(Data listing)
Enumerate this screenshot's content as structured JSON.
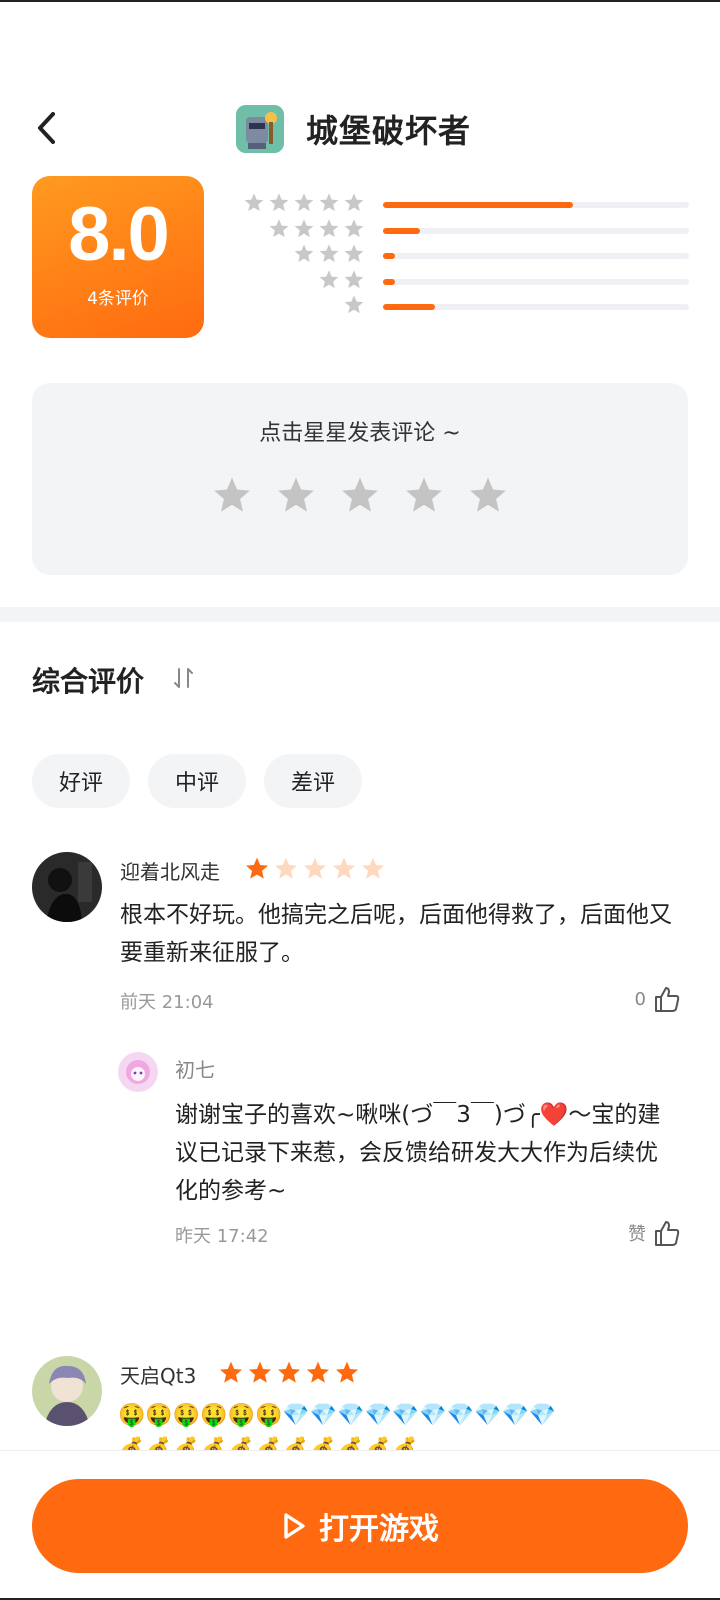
{
  "app": {
    "title": "城堡破坏者"
  },
  "rating": {
    "score": "8.0",
    "count_label": "4条评价",
    "distribution": [
      {
        "stars": 5,
        "fraction": 0.62
      },
      {
        "stars": 4,
        "fraction": 0.12
      },
      {
        "stars": 3,
        "fraction": 0.04
      },
      {
        "stars": 2,
        "fraction": 0.04
      },
      {
        "stars": 1,
        "fraction": 0.17
      }
    ]
  },
  "comment_card": {
    "prompt": "点击星星发表评论 ~"
  },
  "section": {
    "title": "综合评价"
  },
  "filters": [
    "好评",
    "中评",
    "差评"
  ],
  "reviews": [
    {
      "user": "迎着北风走",
      "stars": 1,
      "text": "根本不好玩。他搞完之后呢，后面他得救了，后面他又要重新来征服了。",
      "time": "前天 21:04",
      "likes": "0",
      "reply": {
        "user": "初七",
        "text": "谢谢宝子的喜欢~啾咪(づ￣3￣)づ╭❤️～宝的建议已记录下来惹，会反馈给研发大大作为后续优化的参考~",
        "time": "昨天 17:42",
        "like_label": "赞"
      }
    },
    {
      "user": "天启Qt3",
      "stars": 5,
      "emoji_line1": "🤑🤑🤑🤑🤑🤑💎💎💎💎💎💎💎💎💎💎",
      "emoji_line2": "💰💰💰💰💰💰💰💰💰💰💰"
    }
  ],
  "footer": {
    "open_button": "打开游戏"
  },
  "colors": {
    "accent": "#ff6a10",
    "star_gray": "#c8c8c8",
    "star_faded": "#ffd9bf"
  },
  "icons": [
    "back-arrow-icon",
    "game-icon",
    "star-icon",
    "sort-icon",
    "thumbs-up-icon",
    "play-icon"
  ]
}
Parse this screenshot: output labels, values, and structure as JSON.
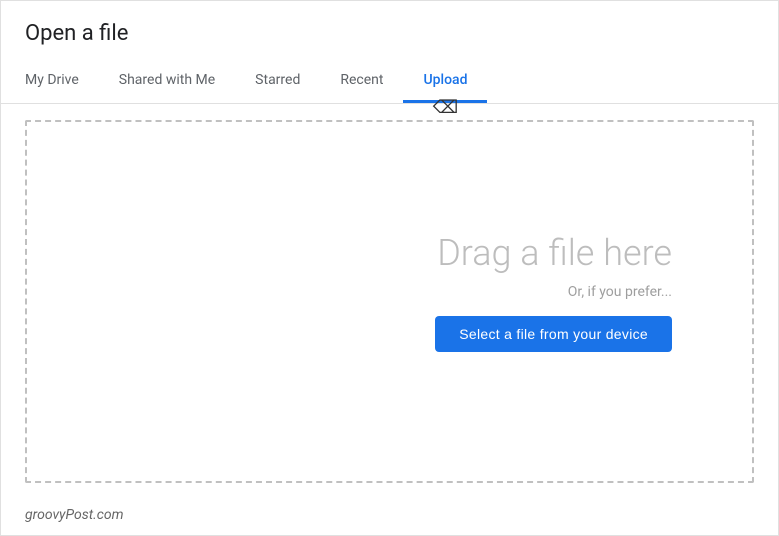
{
  "dialog": {
    "title": "Open a file"
  },
  "tabs": [
    {
      "id": "my-drive",
      "label": "My Drive",
      "active": false
    },
    {
      "id": "shared-with-me",
      "label": "Shared with Me",
      "active": false
    },
    {
      "id": "starred",
      "label": "Starred",
      "active": false
    },
    {
      "id": "recent",
      "label": "Recent",
      "active": false
    },
    {
      "id": "upload",
      "label": "Upload",
      "active": true
    }
  ],
  "upload": {
    "drag_text": "Drag a file here",
    "or_text": "Or, if you prefer...",
    "select_button": "Select a file from your device"
  },
  "footer": {
    "branding": "groovyPost.com"
  }
}
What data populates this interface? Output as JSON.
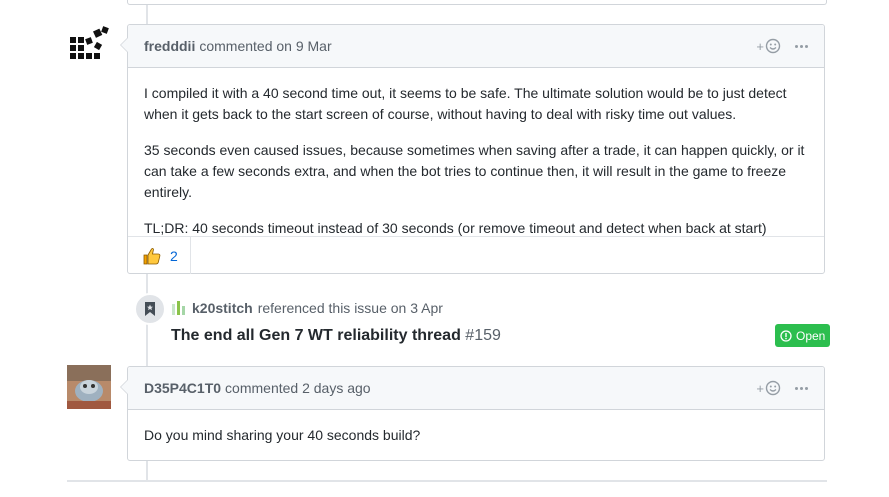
{
  "comments": [
    {
      "author": "fredddii",
      "action": "commented on 9 Mar",
      "paragraphs": [
        "I compiled it with a 40 second time out, it seems to be safe. The ultimate solution would be to just detect when it gets back to the start screen of course, without having to deal with risky time out values.",
        "35 seconds even caused issues, because sometimes when saving after a trade, it can happen quickly, or it can take a few seconds extra, and when the bot tries to continue then, it will result in the game to freeze entirely.",
        "TL;DR: 40 seconds timeout instead of 30 seconds (or remove timeout and detect when back at start)"
      ],
      "reaction": {
        "emoji": "thumbs-up",
        "count": "2"
      }
    },
    {
      "author": "D35P4C1T0",
      "action": "commented 2 days ago",
      "paragraphs": [
        "Do you mind sharing your 40 seconds build?"
      ]
    }
  ],
  "reference": {
    "author": "k20stitch",
    "action": "referenced this issue on 3 Apr",
    "title": "The end all Gen 7 WT reliability thread",
    "number": "#159",
    "status": "Open"
  },
  "ui": {
    "add_reaction_label": "+",
    "icons": [
      "identicon-avatar",
      "photo-avatar",
      "smiley-icon",
      "kebab-icon",
      "bookmark-icon",
      "repo-bars-icon",
      "issue-opened-icon"
    ],
    "colors": {
      "open_badge": "#2cbe4e",
      "link": "#0366d6",
      "header_bg": "#f6f8fa",
      "border": "#d1d5da"
    }
  }
}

• WHAT YOU WILL DO: Retype the records exactly. Any image in them should not appear in what you write.

• EXERCISE RESPONSE:
Enumerate this screenshot's content as structured JSON.
{
  "app": {
    "title": "城堡破坏者"
  },
  "rating": {
    "score": "8.0",
    "count_label": "4条评价",
    "distribution": [
      {
        "stars": 5,
        "fraction": 0.62
      },
      {
        "stars": 4,
        "fraction": 0.12
      },
      {
        "stars": 3,
        "fraction": 0.04
      },
      {
        "stars": 2,
        "fraction": 0.04
      },
      {
        "stars": 1,
        "fraction": 0.17
      }
    ]
  },
  "comment_card": {
    "prompt": "点击星星发表评论 ~"
  },
  "section": {
    "title": "综合评价"
  },
  "filters": [
    "好评",
    "中评",
    "差评"
  ],
  "reviews": [
    {
      "user": "迎着北风走",
      "stars": 1,
      "text": "根本不好玩。他搞完之后呢，后面他得救了，后面他又要重新来征服了。",
      "time": "前天 21:04",
      "likes": "0",
      "reply": {
        "user": "初七",
        "text": "谢谢宝子的喜欢~啾咪(づ￣3￣)づ╭❤️～宝的建议已记录下来惹，会反馈给研发大大作为后续优化的参考~",
        "time": "昨天 17:42",
        "like_label": "赞"
      }
    },
    {
      "user": "天启Qt3",
      "stars": 5,
      "emoji_line1": "🤑🤑🤑🤑🤑🤑💎💎💎💎💎💎💎💎💎💎",
      "emoji_line2": "💰💰💰💰💰💰💰💰💰💰💰"
    }
  ],
  "footer": {
    "open_button": "打开游戏"
  },
  "colors": {
    "accent": "#ff6a10",
    "star_gray": "#c8c8c8",
    "star_faded": "#ffd9bf"
  },
  "icons": [
    "back-arrow-icon",
    "game-icon",
    "star-icon",
    "sort-icon",
    "thumbs-up-icon",
    "play-icon"
  ]
}
Parse this screenshot: output labels, values, and structure as JSON.
{
  "dialog": {
    "title": "Open a file"
  },
  "tabs": [
    {
      "id": "my-drive",
      "label": "My Drive",
      "active": false
    },
    {
      "id": "shared-with-me",
      "label": "Shared with Me",
      "active": false
    },
    {
      "id": "starred",
      "label": "Starred",
      "active": false
    },
    {
      "id": "recent",
      "label": "Recent",
      "active": false
    },
    {
      "id": "upload",
      "label": "Upload",
      "active": true
    }
  ],
  "upload": {
    "drag_text": "Drag a file here",
    "or_text": "Or, if you prefer...",
    "select_button": "Select a file from your device"
  },
  "footer": {
    "branding": "groovyPost.com"
  }
}
What data populates this interface? Output as JSON.
{
  "comments": [
    {
      "author": "fredddii",
      "action": "commented on 9 Mar",
      "paragraphs": [
        "I compiled it with a 40 second time out, it seems to be safe. The ultimate solution would be to just detect when it gets back to the start screen of course, without having to deal with risky time out values.",
        "35 seconds even caused issues, because sometimes when saving after a trade, it can happen quickly, or it can take a few seconds extra, and when the bot tries to continue then, it will result in the game to freeze entirely.",
        "TL;DR: 40 seconds timeout instead of 30 seconds (or remove timeout and detect when back at start)"
      ],
      "reaction": {
        "emoji": "thumbs-up",
        "count": "2"
      }
    },
    {
      "author": "D35P4C1T0",
      "action": "commented 2 days ago",
      "paragraphs": [
        "Do you mind sharing your 40 seconds build?"
      ]
    }
  ],
  "reference": {
    "author": "k20stitch",
    "action": "referenced this issue on 3 Apr",
    "title": "The end all Gen 7 WT reliability thread",
    "number": "#159",
    "status": "Open"
  },
  "ui": {
    "add_reaction_label": "+",
    "icons": [
      "identicon-avatar",
      "photo-avatar",
      "smiley-icon",
      "kebab-icon",
      "bookmark-icon",
      "repo-bars-icon",
      "issue-opened-icon"
    ],
    "colors": {
      "open_badge": "#2cbe4e",
      "link": "#0366d6",
      "header_bg": "#f6f8fa",
      "border": "#d1d5da"
    }
  }
}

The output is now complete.